▸ Set task
Look through the listing below and give the number of lines that hold "Stopnie". Say nothing more.

** START OF Supplied data **

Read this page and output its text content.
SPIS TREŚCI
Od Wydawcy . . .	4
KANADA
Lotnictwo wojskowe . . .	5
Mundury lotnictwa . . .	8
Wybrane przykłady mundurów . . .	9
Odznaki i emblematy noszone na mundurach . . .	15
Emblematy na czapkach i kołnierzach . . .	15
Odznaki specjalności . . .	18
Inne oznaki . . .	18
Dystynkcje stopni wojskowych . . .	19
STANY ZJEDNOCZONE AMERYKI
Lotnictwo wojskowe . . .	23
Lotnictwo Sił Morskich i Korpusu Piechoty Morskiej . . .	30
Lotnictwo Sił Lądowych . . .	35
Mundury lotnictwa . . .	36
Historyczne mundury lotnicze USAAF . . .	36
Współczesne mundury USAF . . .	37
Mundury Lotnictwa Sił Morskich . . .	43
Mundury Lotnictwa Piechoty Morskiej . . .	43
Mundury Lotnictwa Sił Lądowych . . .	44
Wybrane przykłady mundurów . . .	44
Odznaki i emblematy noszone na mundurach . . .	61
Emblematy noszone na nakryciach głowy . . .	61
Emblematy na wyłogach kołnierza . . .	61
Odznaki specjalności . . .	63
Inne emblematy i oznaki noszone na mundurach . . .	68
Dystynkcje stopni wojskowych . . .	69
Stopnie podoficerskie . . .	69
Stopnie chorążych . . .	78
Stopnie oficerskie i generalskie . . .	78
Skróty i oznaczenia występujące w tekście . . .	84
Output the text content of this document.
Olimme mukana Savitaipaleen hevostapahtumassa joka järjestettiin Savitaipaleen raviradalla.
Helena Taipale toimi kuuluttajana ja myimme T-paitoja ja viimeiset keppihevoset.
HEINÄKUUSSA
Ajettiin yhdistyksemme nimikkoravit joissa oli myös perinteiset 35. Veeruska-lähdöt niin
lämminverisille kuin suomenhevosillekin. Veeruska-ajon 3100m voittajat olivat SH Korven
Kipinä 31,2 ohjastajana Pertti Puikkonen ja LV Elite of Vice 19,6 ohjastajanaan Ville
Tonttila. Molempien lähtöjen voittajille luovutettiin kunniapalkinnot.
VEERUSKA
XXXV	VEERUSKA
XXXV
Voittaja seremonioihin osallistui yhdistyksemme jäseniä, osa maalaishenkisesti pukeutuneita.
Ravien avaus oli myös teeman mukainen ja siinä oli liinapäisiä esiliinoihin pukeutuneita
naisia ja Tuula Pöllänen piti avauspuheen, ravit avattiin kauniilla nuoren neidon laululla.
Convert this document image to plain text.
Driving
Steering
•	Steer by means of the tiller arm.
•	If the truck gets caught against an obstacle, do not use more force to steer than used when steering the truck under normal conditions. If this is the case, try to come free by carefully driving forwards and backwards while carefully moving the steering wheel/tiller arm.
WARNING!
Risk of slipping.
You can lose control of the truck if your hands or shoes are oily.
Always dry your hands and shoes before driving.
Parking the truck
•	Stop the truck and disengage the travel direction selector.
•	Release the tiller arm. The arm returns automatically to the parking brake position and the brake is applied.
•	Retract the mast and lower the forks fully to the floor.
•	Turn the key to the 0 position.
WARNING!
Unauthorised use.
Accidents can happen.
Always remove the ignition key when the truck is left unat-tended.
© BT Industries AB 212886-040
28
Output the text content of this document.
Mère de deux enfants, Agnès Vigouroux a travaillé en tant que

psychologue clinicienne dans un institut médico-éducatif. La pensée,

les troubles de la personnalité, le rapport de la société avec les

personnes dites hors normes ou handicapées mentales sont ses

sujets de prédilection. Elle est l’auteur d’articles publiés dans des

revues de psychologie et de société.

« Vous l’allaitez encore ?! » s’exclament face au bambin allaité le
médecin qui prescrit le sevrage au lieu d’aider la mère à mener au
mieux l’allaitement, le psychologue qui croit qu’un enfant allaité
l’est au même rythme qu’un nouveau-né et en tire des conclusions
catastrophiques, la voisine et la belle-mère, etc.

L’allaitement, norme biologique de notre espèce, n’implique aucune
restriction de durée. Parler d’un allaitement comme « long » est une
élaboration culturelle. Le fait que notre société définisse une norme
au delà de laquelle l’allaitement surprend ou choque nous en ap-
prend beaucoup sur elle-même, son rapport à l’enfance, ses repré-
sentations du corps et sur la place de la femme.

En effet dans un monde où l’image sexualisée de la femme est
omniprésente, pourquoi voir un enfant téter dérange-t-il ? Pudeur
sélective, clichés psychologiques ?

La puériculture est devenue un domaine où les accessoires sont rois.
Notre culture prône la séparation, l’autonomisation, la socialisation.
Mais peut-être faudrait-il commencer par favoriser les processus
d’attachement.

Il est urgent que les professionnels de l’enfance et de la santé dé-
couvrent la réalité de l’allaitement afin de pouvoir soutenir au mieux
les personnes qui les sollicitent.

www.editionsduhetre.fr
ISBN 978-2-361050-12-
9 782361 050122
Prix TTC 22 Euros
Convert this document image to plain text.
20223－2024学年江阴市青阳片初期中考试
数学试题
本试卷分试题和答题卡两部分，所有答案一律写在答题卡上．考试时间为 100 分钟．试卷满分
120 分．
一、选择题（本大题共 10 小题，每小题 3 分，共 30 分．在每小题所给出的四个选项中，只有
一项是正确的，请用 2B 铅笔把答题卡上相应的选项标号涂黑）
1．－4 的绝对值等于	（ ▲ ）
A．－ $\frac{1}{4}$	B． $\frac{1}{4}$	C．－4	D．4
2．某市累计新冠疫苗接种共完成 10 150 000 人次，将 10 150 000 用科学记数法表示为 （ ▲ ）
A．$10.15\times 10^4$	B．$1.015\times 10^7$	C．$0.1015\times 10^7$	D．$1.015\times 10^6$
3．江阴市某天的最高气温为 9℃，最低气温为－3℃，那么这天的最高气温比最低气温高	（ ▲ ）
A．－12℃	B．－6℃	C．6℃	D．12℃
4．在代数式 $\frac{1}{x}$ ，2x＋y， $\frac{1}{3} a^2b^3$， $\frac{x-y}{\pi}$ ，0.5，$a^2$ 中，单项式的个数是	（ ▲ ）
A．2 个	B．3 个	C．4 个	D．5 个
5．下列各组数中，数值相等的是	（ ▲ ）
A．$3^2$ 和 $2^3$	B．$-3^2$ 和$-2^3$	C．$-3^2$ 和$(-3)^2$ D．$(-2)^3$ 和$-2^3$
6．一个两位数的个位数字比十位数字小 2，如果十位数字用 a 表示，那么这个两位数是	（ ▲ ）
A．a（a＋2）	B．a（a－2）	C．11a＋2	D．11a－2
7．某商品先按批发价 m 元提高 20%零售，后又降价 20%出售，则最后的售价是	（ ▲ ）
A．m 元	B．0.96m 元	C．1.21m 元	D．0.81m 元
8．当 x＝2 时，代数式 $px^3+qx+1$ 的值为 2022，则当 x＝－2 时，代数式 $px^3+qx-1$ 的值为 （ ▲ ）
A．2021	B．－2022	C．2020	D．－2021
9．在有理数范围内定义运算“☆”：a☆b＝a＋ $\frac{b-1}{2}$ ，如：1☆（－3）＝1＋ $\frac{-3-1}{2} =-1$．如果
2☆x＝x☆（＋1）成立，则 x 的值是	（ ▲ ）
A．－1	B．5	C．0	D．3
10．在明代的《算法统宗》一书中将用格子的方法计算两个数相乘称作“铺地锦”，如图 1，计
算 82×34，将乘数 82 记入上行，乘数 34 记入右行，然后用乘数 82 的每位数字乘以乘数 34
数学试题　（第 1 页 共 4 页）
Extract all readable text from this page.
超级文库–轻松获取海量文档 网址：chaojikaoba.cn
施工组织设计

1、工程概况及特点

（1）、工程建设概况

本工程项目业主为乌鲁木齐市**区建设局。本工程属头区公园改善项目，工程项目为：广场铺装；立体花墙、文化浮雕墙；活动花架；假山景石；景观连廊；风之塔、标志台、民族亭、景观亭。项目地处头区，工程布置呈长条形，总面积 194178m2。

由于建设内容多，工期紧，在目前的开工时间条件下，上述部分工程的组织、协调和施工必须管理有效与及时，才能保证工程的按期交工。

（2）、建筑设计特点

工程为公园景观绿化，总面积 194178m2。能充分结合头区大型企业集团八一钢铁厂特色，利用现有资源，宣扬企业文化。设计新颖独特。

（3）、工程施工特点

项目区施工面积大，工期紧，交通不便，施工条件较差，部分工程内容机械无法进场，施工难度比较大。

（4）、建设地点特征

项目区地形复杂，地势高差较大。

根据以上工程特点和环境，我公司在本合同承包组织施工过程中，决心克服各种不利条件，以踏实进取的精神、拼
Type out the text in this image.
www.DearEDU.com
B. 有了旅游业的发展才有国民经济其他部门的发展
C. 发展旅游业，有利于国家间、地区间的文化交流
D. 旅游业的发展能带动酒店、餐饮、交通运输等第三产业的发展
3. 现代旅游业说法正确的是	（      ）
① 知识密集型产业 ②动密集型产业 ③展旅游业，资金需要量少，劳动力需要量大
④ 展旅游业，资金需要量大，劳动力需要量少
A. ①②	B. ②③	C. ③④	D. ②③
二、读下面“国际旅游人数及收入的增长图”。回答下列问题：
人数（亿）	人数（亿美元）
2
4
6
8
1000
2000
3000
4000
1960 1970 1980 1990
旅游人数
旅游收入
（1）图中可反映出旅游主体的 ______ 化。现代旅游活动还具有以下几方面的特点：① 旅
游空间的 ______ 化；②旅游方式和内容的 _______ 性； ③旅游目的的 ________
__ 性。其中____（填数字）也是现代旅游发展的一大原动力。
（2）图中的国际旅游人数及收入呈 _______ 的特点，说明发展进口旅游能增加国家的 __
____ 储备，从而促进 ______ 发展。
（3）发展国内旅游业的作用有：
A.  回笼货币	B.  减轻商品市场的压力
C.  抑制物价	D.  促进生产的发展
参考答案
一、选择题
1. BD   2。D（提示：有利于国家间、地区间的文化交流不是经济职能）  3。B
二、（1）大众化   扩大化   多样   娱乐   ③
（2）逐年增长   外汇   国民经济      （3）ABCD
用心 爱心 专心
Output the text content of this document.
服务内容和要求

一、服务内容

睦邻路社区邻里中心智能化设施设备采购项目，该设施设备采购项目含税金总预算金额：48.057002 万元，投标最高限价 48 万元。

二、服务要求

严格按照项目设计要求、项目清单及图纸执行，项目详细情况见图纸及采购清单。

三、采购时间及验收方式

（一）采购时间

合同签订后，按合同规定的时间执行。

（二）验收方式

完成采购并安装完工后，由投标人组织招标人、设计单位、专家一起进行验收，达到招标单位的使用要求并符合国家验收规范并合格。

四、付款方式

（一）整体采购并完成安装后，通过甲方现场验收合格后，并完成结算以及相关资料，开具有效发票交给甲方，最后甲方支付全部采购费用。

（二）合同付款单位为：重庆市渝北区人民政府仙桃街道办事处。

** END OF Supplied data **

▸ Response for this exercise
3